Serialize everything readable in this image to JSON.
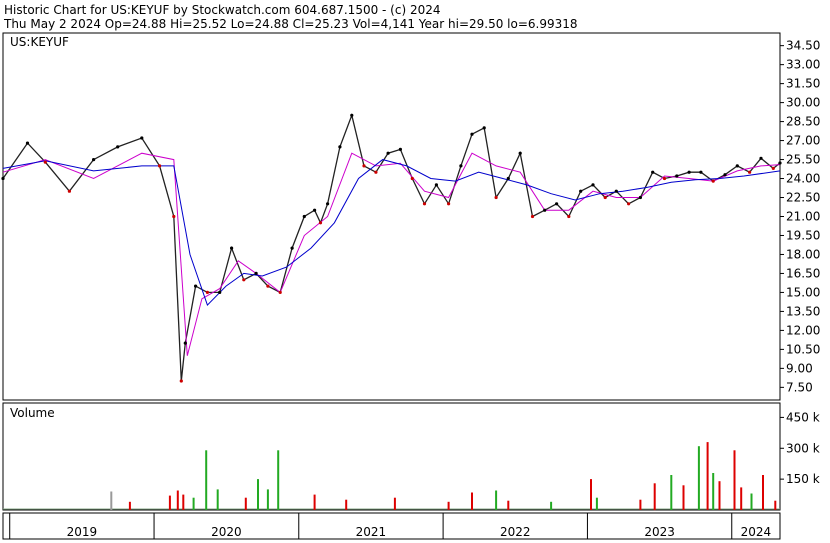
{
  "header": {
    "line1": "Historic Chart for US:KEYUF by Stockwatch.com 604.687.1500 - (c) 2024",
    "line2": "Thu May  2 2024  Op=24.88  Hi=25.52  Lo=24.88  Cl=25.23  Vol=4,141  Year hi=29.50  lo=6.99318"
  },
  "colors": {
    "price_up": "#000000",
    "price_down": "#cc0000",
    "ma_short": "#cc00cc",
    "ma_long": "#0000cc",
    "vol_up": "#22aa22",
    "vol_down": "#dd0000",
    "vol_neutral": "#999999",
    "axis": "#000000",
    "background": "#ffffff"
  },
  "chart_data": [
    {
      "type": "line",
      "title": "US:KEYUF",
      "ylabel": "",
      "ylim": [
        6.5,
        35.5
      ],
      "y_ticks": [
        "34.50",
        "33.00",
        "31.50",
        "30.00",
        "28.50",
        "27.00",
        "25.50",
        "24.00",
        "22.50",
        "21.00",
        "19.50",
        "18.00",
        "16.50",
        "15.00",
        "13.50",
        "12.00",
        "10.50",
        "9.00",
        "7.50"
      ],
      "x_tick_labels": [
        "2019",
        "2020",
        "2021",
        "2022",
        "2023",
        "2024"
      ],
      "x_range": [
        "2018-12-15",
        "2024-05-02"
      ],
      "series": [
        {
          "role": "price",
          "x": [
            "2018-12-15",
            "2019-02-15",
            "2019-04-01",
            "2019-06-01",
            "2019-08-01",
            "2019-10-01",
            "2019-12-01",
            "2020-01-15",
            "2020-02-20",
            "2020-03-10",
            "2020-03-20",
            "2020-04-15",
            "2020-05-15",
            "2020-06-15",
            "2020-07-15",
            "2020-08-15",
            "2020-09-15",
            "2020-10-15",
            "2020-11-15",
            "2020-12-15",
            "2021-01-15",
            "2021-02-10",
            "2021-02-25",
            "2021-03-15",
            "2021-04-15",
            "2021-05-15",
            "2021-06-15",
            "2021-07-15",
            "2021-08-15",
            "2021-09-15",
            "2021-10-15",
            "2021-11-15",
            "2021-12-15",
            "2022-01-15",
            "2022-02-15",
            "2022-03-15",
            "2022-04-15",
            "2022-05-15",
            "2022-06-15",
            "2022-07-15",
            "2022-08-15",
            "2022-09-15",
            "2022-10-15",
            "2022-11-15",
            "2022-12-15",
            "2023-01-15",
            "2023-02-15",
            "2023-03-15",
            "2023-04-15",
            "2023-05-15",
            "2023-06-15",
            "2023-07-15",
            "2023-08-15",
            "2023-09-15",
            "2023-10-15",
            "2023-11-15",
            "2023-12-15",
            "2024-01-15",
            "2024-02-15",
            "2024-03-15",
            "2024-04-15",
            "2024-05-02"
          ],
          "y": [
            24.0,
            26.8,
            25.3,
            23.0,
            25.5,
            26.5,
            27.2,
            25.0,
            21.0,
            8.0,
            11.0,
            15.5,
            15.0,
            15.0,
            18.5,
            16.0,
            16.5,
            15.5,
            15.0,
            18.5,
            21.0,
            21.5,
            20.5,
            22.0,
            26.5,
            29.0,
            25.0,
            24.5,
            26.0,
            26.3,
            24.0,
            22.0,
            23.5,
            22.0,
            25.0,
            27.5,
            28.0,
            22.5,
            24.0,
            26.0,
            21.0,
            21.5,
            22.0,
            21.0,
            23.0,
            23.5,
            22.5,
            23.0,
            22.0,
            22.5,
            24.5,
            24.0,
            24.2,
            24.5,
            24.5,
            23.8,
            24.3,
            25.0,
            24.5,
            25.6,
            24.8,
            25.23
          ]
        },
        {
          "role": "moving-average-short",
          "x": [
            "2018-12-15",
            "2019-04-01",
            "2019-08-01",
            "2019-12-01",
            "2020-02-20",
            "2020-03-25",
            "2020-05-01",
            "2020-06-15",
            "2020-08-01",
            "2020-09-15",
            "2020-11-15",
            "2021-01-15",
            "2021-03-15",
            "2021-05-15",
            "2021-07-15",
            "2021-09-15",
            "2021-11-15",
            "2022-01-15",
            "2022-03-15",
            "2022-05-15",
            "2022-07-15",
            "2022-09-15",
            "2022-11-15",
            "2023-01-15",
            "2023-03-15",
            "2023-05-15",
            "2023-07-15",
            "2023-09-15",
            "2023-11-15",
            "2024-01-15",
            "2024-03-15",
            "2024-05-02"
          ],
          "y": [
            24.5,
            25.5,
            24.0,
            26.0,
            25.5,
            10.0,
            14.5,
            15.3,
            17.5,
            16.5,
            15.0,
            19.5,
            21.0,
            26.0,
            25.0,
            25.2,
            23.0,
            22.5,
            26.0,
            25.0,
            24.5,
            21.5,
            21.5,
            23.0,
            22.5,
            22.5,
            24.2,
            24.0,
            23.8,
            24.6,
            25.0,
            25.1
          ]
        },
        {
          "role": "moving-average-long",
          "x": [
            "2018-12-15",
            "2019-04-01",
            "2019-08-01",
            "2019-12-01",
            "2020-02-20",
            "2020-04-01",
            "2020-05-15",
            "2020-07-01",
            "2020-08-15",
            "2020-10-01",
            "2020-12-01",
            "2021-02-01",
            "2021-04-01",
            "2021-06-01",
            "2021-08-01",
            "2021-10-01",
            "2021-12-01",
            "2022-02-01",
            "2022-04-01",
            "2022-06-01",
            "2022-08-01",
            "2022-10-01",
            "2022-12-01",
            "2023-02-01",
            "2023-04-01",
            "2023-06-01",
            "2023-08-01",
            "2023-10-01",
            "2023-12-01",
            "2024-02-01",
            "2024-05-02"
          ],
          "y": [
            24.8,
            25.4,
            24.6,
            25.0,
            25.0,
            18.0,
            14.0,
            15.5,
            16.5,
            16.3,
            17.0,
            18.5,
            20.5,
            24.0,
            25.5,
            25.0,
            24.0,
            23.8,
            24.5,
            24.0,
            23.5,
            22.8,
            22.3,
            22.8,
            23.0,
            23.3,
            23.7,
            23.9,
            24.0,
            24.2,
            24.6
          ]
        }
      ]
    },
    {
      "type": "bar",
      "title": "Volume",
      "ylabel": "",
      "ylim": [
        0,
        520
      ],
      "y_ticks": [
        "450 k",
        "300 k",
        "150 k"
      ],
      "x_range": [
        "2018-12-15",
        "2024-05-02"
      ],
      "bars": [
        {
          "x": "2019-09-15",
          "v": 90,
          "dir": "neutral"
        },
        {
          "x": "2019-11-01",
          "v": 40,
          "dir": "down"
        },
        {
          "x": "2020-02-10",
          "v": 70,
          "dir": "down"
        },
        {
          "x": "2020-03-01",
          "v": 95,
          "dir": "down"
        },
        {
          "x": "2020-03-15",
          "v": 75,
          "dir": "down"
        },
        {
          "x": "2020-04-10",
          "v": 60,
          "dir": "up"
        },
        {
          "x": "2020-05-12",
          "v": 290,
          "dir": "up"
        },
        {
          "x": "2020-06-10",
          "v": 100,
          "dir": "up"
        },
        {
          "x": "2020-08-20",
          "v": 60,
          "dir": "down"
        },
        {
          "x": "2020-09-20",
          "v": 150,
          "dir": "up"
        },
        {
          "x": "2020-10-15",
          "v": 100,
          "dir": "up"
        },
        {
          "x": "2020-11-10",
          "v": 290,
          "dir": "up"
        },
        {
          "x": "2021-02-10",
          "v": 75,
          "dir": "down"
        },
        {
          "x": "2021-05-01",
          "v": 50,
          "dir": "down"
        },
        {
          "x": "2021-09-01",
          "v": 60,
          "dir": "down"
        },
        {
          "x": "2022-01-15",
          "v": 40,
          "dir": "down"
        },
        {
          "x": "2022-03-15",
          "v": 85,
          "dir": "down"
        },
        {
          "x": "2022-05-15",
          "v": 95,
          "dir": "up"
        },
        {
          "x": "2022-06-15",
          "v": 45,
          "dir": "down"
        },
        {
          "x": "2022-10-01",
          "v": 40,
          "dir": "up"
        },
        {
          "x": "2023-01-10",
          "v": 150,
          "dir": "down"
        },
        {
          "x": "2023-01-25",
          "v": 60,
          "dir": "up"
        },
        {
          "x": "2023-05-15",
          "v": 50,
          "dir": "down"
        },
        {
          "x": "2023-06-20",
          "v": 130,
          "dir": "down"
        },
        {
          "x": "2023-08-01",
          "v": 170,
          "dir": "up"
        },
        {
          "x": "2023-09-01",
          "v": 120,
          "dir": "down"
        },
        {
          "x": "2023-10-10",
          "v": 310,
          "dir": "up"
        },
        {
          "x": "2023-11-01",
          "v": 330,
          "dir": "down"
        },
        {
          "x": "2023-11-15",
          "v": 180,
          "dir": "up"
        },
        {
          "x": "2023-12-01",
          "v": 140,
          "dir": "down"
        },
        {
          "x": "2024-01-08",
          "v": 290,
          "dir": "down"
        },
        {
          "x": "2024-01-25",
          "v": 110,
          "dir": "down"
        },
        {
          "x": "2024-02-20",
          "v": 80,
          "dir": "up"
        },
        {
          "x": "2024-03-20",
          "v": 170,
          "dir": "down"
        },
        {
          "x": "2024-04-20",
          "v": 45,
          "dir": "down"
        }
      ]
    }
  ]
}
========
### Do this
Using the listing above, pull out all lines that hold the word "role".

### Output
          "role": "price",
          "role": "moving-average-short",
          "role": "moving-average-long",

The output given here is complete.